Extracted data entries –
----------

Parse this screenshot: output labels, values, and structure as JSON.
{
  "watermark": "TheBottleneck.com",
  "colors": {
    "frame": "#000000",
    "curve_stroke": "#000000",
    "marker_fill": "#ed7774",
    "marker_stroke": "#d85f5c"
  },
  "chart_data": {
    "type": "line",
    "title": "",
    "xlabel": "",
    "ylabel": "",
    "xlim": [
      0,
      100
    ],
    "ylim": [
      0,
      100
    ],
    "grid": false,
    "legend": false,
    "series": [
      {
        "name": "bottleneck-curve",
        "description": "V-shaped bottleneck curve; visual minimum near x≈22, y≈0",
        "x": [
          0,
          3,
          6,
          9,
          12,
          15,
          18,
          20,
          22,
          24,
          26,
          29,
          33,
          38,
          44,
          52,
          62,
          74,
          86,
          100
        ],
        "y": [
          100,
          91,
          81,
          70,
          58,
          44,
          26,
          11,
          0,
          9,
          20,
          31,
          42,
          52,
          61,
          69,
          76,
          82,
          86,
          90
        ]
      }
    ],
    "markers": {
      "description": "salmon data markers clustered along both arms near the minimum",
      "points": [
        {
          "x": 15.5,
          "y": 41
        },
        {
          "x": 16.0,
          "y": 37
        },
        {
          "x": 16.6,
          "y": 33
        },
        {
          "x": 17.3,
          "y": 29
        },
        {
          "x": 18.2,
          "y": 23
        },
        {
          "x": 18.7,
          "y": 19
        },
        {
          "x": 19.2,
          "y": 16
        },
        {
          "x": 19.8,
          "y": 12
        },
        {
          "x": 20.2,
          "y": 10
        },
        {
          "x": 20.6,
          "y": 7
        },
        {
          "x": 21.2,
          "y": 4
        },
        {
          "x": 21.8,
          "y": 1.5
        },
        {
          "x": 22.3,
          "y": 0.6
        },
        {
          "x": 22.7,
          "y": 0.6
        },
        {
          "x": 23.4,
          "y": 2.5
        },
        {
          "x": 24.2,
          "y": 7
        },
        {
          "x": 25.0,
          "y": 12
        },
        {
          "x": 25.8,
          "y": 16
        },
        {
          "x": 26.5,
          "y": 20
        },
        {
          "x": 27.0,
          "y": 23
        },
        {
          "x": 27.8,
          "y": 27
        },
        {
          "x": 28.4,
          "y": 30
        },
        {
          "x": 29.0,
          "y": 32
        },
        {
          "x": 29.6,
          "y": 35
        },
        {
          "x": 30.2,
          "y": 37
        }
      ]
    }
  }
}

----------

THE TASK –
Output the listing above exactly as it appears.

RESPONSE –
Parse this screenshot: output labels, values, and structure as JSON.
{
  "watermark": "TheBottleneck.com",
  "colors": {
    "frame": "#000000",
    "curve_stroke": "#000000",
    "marker_fill": "#ed7774",
    "marker_stroke": "#d85f5c"
  },
  "chart_data": {
    "type": "line",
    "title": "",
    "xlabel": "",
    "ylabel": "",
    "xlim": [
      0,
      100
    ],
    "ylim": [
      0,
      100
    ],
    "grid": false,
    "legend": false,
    "series": [
      {
        "name": "bottleneck-curve",
        "description": "V-shaped bottleneck curve; visual minimum near x≈22, y≈0",
        "x": [
          0,
          3,
          6,
          9,
          12,
          15,
          18,
          20,
          22,
          24,
          26,
          29,
          33,
          38,
          44,
          52,
          62,
          74,
          86,
          100
        ],
        "y": [
          100,
          91,
          81,
          70,
          58,
          44,
          26,
          11,
          0,
          9,
          20,
          31,
          42,
          52,
          61,
          69,
          76,
          82,
          86,
          90
        ]
      }
    ],
    "markers": {
      "description": "salmon data markers clustered along both arms near the minimum",
      "points": [
        {
          "x": 15.5,
          "y": 41
        },
        {
          "x": 16.0,
          "y": 37
        },
        {
          "x": 16.6,
          "y": 33
        },
        {
          "x": 17.3,
          "y": 29
        },
        {
          "x": 18.2,
          "y": 23
        },
        {
          "x": 18.7,
          "y": 19
        },
        {
          "x": 19.2,
          "y": 16
        },
        {
          "x": 19.8,
          "y": 12
        },
        {
          "x": 20.2,
          "y": 10
        },
        {
          "x": 20.6,
          "y": 7
        },
        {
          "x": 21.2,
          "y": 4
        },
        {
          "x": 21.8,
          "y": 1.5
        },
        {
          "x": 22.3,
          "y": 0.6
        },
        {
          "x": 22.7,
          "y": 0.6
        },
        {
          "x": 23.4,
          "y": 2.5
        },
        {
          "x": 24.2,
          "y": 7
        },
        {
          "x": 25.0,
          "y": 12
        },
        {
          "x": 25.8,
          "y": 16
        },
        {
          "x": 26.5,
          "y": 20
        },
        {
          "x": 27.0,
          "y": 23
        },
        {
          "x": 27.8,
          "y": 27
        },
        {
          "x": 28.4,
          "y": 30
        },
        {
          "x": 29.0,
          "y": 32
        },
        {
          "x": 29.6,
          "y": 35
        },
        {
          "x": 30.2,
          "y": 37
        }
      ]
    }
  }
}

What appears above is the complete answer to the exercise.